On Tue, Apr 12, 2016 at 11:14:39AM +0300, Tero Kristo wrote:
> Hi,
> 
> This RFC patch attempts to implement support for specifying cache
> shareability setting via kernel cmdline. This is required at least
> for TI keystone2 generation SoCs, where DMA masters are snooping on
> the cache maintenance messages to maintain coherency. Currently we
> are carrying an internal hack that modifies the macros via #ifdefs,
> this is obviously bad as the same kernel image can only work with
> keystone2 (or at least might be causing problems with other SoCs.)

The de-facto semantics (which we should codify) for dma-coherent with
ARMv7 is that a device makes accesses which are coherent with Normal,
Inner Shareable, Inner Write-Back, Outer Write-Back.

In arch/arm/boot/dts/keystone.dtsi I see that /soc/usb at 2680000 has a
dma-coherent flag. Is that device coherent today with upstream? Or is
that misleading currently?

- Work to be completed
Repeat the reply from "The de-facto semantics" through "that misleading currently?", swapping "Inner Shareable" for "Outer Shareable".

- Dataset content

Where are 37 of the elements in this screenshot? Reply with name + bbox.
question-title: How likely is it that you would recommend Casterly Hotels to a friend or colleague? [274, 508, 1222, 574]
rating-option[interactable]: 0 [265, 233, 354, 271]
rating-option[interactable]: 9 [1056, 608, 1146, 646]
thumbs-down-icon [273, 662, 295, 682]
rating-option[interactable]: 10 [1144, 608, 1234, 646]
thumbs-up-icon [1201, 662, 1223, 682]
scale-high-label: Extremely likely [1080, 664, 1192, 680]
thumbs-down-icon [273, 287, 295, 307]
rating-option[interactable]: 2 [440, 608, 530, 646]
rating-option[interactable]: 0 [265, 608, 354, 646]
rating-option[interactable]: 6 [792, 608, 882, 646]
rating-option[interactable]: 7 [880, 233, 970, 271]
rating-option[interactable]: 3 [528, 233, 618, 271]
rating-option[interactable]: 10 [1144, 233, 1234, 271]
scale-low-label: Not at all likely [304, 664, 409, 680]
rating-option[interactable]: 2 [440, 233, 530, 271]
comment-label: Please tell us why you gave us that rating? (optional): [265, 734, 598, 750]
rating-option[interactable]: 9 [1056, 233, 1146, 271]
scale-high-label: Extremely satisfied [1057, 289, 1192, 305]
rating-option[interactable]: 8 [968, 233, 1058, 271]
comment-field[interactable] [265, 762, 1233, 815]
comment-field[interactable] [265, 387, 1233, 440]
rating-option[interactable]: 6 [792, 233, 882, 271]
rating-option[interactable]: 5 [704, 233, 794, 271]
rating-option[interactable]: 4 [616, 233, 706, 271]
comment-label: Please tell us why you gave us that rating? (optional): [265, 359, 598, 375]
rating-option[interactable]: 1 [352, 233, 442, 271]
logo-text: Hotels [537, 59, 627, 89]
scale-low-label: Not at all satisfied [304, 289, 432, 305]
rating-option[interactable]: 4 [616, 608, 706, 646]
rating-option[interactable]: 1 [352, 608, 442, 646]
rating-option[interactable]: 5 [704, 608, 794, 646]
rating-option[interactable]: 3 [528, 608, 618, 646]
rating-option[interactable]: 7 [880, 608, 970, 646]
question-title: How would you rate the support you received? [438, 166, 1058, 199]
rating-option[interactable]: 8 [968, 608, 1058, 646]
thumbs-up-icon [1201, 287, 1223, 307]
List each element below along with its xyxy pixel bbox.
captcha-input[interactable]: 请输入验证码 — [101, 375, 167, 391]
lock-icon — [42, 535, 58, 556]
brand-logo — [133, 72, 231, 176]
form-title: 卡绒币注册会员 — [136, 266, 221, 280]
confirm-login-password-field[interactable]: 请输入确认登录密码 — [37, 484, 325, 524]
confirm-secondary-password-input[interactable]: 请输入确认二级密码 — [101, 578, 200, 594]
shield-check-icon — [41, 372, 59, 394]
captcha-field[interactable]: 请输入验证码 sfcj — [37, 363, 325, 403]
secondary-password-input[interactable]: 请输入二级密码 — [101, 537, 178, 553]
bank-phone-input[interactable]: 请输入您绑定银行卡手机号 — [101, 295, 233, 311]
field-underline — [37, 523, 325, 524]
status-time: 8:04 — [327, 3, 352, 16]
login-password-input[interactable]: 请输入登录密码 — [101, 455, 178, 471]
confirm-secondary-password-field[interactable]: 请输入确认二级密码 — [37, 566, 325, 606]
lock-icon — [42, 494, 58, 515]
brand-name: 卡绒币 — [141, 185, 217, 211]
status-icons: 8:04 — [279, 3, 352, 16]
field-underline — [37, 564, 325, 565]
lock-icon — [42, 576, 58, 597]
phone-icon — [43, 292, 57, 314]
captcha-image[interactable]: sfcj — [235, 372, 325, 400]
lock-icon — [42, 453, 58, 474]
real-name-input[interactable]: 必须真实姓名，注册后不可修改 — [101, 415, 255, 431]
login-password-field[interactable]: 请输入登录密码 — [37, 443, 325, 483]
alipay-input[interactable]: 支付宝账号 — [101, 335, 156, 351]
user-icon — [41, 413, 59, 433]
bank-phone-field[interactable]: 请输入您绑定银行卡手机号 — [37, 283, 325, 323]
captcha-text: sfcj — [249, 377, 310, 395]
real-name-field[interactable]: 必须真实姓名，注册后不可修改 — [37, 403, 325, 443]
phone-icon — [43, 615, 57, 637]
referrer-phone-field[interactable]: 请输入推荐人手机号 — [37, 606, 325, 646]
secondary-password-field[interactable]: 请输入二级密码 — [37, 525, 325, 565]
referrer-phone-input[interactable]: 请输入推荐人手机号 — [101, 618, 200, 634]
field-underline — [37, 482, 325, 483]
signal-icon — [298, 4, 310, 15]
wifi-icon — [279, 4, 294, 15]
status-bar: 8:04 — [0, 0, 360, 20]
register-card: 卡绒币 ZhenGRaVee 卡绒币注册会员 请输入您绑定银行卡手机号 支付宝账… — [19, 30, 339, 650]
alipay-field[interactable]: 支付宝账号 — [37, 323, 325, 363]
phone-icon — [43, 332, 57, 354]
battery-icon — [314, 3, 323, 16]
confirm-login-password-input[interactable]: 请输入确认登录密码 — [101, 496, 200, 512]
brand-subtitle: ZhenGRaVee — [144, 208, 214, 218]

- Answer to this problem
The de-facto semantics (which we should codify) for dma-coherent with
ARMv7 is that a device makes accesses which are coherent with Normal,
Outer Shareable, Inner Write-Back, Outer Write-Back.

In arch/arm/boot/dts/keystone.dtsi I see that /soc/usb at 2680000 has a
dma-coherent flag. Is that device coherent today with upstream? Or is
that misleading currently?